Dataset rows:
· · · ·

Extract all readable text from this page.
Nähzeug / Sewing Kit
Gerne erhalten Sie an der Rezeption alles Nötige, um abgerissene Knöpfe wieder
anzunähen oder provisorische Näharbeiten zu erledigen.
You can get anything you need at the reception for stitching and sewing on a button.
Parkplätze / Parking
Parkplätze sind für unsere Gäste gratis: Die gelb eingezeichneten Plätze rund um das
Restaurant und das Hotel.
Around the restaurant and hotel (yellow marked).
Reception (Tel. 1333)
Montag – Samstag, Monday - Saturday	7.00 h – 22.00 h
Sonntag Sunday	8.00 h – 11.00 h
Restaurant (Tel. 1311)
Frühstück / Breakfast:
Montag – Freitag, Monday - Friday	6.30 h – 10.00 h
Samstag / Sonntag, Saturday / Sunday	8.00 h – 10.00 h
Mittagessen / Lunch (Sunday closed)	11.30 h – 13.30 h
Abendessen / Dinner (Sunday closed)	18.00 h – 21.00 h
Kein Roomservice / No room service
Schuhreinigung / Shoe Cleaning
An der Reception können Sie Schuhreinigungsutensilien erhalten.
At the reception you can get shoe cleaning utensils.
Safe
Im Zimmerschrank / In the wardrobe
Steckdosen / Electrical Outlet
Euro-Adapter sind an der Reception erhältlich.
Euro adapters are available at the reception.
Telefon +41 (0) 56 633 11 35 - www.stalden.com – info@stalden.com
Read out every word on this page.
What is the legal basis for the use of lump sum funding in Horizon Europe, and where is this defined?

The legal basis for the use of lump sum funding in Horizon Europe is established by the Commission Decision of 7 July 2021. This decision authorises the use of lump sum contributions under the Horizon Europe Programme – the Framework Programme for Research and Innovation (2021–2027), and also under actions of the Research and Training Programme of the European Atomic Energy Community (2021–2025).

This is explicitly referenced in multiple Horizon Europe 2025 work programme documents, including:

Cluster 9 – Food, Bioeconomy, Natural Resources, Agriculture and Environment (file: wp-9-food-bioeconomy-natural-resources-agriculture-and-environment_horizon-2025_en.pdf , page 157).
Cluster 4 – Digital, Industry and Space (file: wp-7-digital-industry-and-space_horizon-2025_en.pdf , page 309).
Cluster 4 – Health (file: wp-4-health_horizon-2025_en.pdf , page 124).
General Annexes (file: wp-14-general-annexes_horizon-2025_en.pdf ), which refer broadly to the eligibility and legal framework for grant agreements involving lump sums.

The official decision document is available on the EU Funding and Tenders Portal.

· · · ·

Search the data above for lines holding "Sonntag" and copy each of them.

Solution for this task:
Sonntag Sunday	8.00 h – 11.00 h
Samstag / Sonntag, Saturday / Sunday	8.00 h – 10.00 h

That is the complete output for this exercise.